▶ TASK PROMPT:
All lines holding the string "series" should be copied from the data below.

▶ RECORDS PROVIDED:
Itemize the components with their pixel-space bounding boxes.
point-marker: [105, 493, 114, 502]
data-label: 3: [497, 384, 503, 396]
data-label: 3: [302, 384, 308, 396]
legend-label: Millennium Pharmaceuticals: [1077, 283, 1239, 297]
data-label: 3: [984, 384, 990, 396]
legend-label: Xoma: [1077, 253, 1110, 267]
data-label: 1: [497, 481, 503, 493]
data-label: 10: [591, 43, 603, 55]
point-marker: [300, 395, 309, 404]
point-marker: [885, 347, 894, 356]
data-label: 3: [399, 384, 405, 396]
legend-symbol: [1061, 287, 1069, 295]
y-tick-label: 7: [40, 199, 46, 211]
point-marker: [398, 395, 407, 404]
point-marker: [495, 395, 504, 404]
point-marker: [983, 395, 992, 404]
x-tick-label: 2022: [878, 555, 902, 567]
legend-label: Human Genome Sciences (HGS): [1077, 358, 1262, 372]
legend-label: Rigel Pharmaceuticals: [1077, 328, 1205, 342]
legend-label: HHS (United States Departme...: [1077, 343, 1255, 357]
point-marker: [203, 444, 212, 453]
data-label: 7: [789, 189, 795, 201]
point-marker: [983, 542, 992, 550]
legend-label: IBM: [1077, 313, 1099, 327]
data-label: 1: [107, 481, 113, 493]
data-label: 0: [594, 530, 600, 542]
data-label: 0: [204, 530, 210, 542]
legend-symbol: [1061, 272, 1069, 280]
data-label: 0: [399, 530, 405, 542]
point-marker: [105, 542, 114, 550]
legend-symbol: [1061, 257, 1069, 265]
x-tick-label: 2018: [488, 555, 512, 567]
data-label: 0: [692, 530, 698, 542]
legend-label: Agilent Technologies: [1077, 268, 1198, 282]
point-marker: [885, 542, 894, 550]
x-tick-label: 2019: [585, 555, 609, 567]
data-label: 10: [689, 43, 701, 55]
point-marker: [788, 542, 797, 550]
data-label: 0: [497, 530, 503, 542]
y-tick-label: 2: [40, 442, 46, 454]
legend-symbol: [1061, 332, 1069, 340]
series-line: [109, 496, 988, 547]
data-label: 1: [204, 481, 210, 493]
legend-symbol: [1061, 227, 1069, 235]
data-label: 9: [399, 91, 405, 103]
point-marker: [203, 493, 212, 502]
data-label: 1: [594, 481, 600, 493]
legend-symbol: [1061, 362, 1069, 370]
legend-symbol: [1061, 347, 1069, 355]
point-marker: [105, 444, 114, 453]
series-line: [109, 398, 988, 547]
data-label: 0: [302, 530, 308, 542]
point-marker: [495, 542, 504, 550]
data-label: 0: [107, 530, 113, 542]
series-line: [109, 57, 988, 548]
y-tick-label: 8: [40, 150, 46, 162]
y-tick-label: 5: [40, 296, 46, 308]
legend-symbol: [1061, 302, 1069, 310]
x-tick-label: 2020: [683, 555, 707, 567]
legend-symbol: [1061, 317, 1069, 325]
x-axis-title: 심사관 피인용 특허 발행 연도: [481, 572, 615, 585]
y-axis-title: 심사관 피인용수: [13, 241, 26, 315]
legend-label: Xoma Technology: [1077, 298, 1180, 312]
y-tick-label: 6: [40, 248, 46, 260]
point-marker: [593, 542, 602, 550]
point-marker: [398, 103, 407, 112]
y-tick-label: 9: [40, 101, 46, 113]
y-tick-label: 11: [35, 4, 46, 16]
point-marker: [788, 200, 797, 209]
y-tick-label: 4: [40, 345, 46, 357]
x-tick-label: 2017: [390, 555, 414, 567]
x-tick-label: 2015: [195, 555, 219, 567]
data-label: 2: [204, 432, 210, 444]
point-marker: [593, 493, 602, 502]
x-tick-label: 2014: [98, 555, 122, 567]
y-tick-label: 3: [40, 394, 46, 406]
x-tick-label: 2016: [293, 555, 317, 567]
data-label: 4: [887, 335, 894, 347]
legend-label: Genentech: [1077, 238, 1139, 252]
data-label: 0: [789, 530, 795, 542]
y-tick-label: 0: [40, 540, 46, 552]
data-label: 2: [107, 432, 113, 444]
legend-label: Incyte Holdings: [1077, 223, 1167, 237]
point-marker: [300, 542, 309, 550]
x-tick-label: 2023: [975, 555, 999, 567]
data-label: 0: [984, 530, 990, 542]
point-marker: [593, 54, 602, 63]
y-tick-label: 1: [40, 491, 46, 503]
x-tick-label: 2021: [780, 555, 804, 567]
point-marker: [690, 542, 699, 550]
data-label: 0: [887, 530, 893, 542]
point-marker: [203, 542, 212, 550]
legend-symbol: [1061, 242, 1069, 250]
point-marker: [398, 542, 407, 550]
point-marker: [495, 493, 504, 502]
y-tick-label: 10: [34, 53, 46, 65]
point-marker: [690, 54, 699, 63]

==

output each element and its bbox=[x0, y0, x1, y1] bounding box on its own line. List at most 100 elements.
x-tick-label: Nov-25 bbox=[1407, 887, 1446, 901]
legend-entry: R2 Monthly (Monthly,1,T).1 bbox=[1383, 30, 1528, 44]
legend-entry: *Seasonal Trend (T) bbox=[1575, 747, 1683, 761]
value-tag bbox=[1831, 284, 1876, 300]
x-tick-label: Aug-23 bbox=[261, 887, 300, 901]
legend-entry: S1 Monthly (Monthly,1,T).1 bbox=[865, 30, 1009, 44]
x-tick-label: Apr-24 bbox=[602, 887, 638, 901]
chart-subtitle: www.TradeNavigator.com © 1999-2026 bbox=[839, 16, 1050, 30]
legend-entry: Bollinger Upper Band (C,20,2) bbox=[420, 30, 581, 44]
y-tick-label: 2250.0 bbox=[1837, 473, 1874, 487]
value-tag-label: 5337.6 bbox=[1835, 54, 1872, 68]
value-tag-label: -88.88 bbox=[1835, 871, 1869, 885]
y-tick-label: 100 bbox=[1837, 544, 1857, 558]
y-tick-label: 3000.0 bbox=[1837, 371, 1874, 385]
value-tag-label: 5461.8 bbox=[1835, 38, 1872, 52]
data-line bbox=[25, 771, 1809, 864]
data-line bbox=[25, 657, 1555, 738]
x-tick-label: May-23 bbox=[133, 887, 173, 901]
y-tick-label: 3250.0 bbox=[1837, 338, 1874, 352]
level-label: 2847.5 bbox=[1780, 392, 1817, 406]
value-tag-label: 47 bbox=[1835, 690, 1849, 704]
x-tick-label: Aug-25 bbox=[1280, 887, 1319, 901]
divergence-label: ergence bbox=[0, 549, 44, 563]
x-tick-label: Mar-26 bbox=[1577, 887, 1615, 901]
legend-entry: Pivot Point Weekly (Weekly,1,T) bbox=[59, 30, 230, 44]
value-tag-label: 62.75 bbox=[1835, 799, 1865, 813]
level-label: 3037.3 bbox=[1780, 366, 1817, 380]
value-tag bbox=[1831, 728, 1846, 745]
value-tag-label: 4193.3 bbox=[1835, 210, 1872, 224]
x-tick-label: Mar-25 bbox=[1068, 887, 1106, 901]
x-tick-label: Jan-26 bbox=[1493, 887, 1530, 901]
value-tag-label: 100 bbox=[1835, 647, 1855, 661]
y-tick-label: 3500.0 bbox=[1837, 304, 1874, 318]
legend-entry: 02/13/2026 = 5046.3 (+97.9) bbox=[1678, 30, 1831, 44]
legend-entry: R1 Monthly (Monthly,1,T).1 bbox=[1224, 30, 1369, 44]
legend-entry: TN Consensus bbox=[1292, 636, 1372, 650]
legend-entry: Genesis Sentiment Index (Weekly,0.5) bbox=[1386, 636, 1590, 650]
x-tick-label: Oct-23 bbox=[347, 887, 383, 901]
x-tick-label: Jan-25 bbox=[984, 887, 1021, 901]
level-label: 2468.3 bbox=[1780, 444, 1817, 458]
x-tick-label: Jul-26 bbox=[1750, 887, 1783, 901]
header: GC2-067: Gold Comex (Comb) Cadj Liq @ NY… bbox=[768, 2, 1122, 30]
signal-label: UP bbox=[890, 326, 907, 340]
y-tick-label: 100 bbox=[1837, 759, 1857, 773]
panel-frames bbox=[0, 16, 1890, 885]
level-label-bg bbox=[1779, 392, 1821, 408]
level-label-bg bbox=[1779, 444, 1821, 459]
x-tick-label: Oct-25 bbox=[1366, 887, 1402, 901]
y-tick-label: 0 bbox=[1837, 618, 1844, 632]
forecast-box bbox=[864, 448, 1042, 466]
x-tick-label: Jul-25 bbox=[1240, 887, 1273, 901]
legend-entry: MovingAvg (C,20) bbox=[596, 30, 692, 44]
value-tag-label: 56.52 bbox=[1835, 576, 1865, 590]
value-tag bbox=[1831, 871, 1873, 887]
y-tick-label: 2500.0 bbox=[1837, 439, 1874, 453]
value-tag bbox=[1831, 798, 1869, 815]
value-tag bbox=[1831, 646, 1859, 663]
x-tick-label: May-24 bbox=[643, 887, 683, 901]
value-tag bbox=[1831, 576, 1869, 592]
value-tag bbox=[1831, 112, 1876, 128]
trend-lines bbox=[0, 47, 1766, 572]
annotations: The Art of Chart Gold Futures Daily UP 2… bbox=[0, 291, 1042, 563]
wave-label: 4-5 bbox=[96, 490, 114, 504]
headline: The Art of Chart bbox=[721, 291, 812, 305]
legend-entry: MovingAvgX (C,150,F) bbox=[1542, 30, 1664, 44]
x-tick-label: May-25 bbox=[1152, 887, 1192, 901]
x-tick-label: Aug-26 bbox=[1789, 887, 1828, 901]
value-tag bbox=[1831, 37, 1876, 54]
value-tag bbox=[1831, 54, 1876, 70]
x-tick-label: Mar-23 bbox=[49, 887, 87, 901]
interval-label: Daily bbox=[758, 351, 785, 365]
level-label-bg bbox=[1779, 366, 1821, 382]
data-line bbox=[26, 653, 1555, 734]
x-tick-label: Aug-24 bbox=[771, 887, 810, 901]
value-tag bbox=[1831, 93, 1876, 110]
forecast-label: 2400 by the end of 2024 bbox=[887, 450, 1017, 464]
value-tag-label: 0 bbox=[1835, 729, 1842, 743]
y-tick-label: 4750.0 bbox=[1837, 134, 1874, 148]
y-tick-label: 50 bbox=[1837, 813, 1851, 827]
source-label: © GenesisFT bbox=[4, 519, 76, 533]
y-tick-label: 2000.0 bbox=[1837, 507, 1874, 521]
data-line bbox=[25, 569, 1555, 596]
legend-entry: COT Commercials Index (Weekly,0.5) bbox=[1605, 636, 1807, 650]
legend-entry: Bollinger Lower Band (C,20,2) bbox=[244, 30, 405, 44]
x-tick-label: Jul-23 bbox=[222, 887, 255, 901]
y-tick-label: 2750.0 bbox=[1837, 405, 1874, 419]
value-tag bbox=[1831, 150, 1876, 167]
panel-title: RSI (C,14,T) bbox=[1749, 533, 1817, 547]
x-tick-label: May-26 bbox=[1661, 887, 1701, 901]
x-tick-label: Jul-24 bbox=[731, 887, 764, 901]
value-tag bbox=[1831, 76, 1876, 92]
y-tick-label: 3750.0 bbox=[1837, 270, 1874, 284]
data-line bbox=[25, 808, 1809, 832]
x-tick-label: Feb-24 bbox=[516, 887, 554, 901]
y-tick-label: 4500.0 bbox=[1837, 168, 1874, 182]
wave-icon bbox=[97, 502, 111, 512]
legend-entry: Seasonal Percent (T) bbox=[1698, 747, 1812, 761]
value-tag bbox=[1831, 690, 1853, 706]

--

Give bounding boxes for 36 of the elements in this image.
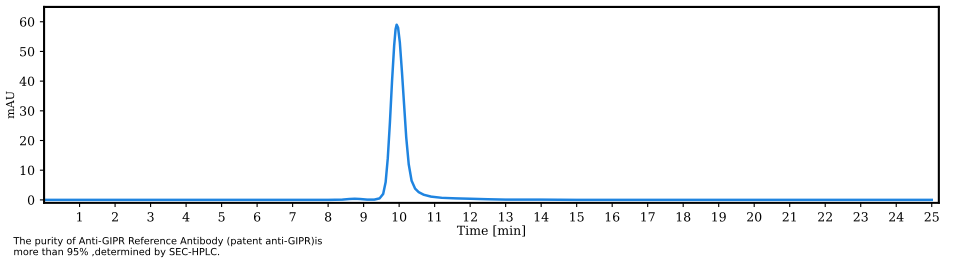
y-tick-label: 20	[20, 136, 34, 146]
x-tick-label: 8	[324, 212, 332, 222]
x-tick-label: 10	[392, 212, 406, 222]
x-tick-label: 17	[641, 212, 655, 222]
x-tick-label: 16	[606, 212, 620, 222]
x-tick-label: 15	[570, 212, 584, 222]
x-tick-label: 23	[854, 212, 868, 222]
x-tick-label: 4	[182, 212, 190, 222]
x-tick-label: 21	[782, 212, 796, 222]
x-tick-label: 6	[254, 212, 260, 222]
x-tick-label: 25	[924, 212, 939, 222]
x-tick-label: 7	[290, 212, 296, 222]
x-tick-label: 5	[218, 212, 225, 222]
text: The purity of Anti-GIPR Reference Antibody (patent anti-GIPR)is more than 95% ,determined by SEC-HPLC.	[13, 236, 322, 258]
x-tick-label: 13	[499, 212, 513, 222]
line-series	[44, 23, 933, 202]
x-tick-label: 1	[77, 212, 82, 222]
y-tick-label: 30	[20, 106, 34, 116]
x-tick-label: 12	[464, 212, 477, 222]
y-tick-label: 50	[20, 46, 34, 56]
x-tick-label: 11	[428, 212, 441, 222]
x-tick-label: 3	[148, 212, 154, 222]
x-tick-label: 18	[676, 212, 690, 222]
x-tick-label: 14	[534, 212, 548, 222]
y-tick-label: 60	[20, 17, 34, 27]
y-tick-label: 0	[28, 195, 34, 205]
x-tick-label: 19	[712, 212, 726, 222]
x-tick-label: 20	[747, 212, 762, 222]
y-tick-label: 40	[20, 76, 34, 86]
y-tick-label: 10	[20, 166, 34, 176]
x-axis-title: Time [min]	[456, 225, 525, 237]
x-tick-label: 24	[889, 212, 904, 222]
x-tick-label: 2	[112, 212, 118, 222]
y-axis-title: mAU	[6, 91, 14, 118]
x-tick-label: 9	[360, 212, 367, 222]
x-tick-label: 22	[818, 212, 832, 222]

▶ RESULT OF THE EXERCISE:
series-line: [109, 496, 988, 547]
series-line: [109, 398, 988, 547]
series-line: [109, 57, 988, 548]
line-series	[44, 23, 933, 202]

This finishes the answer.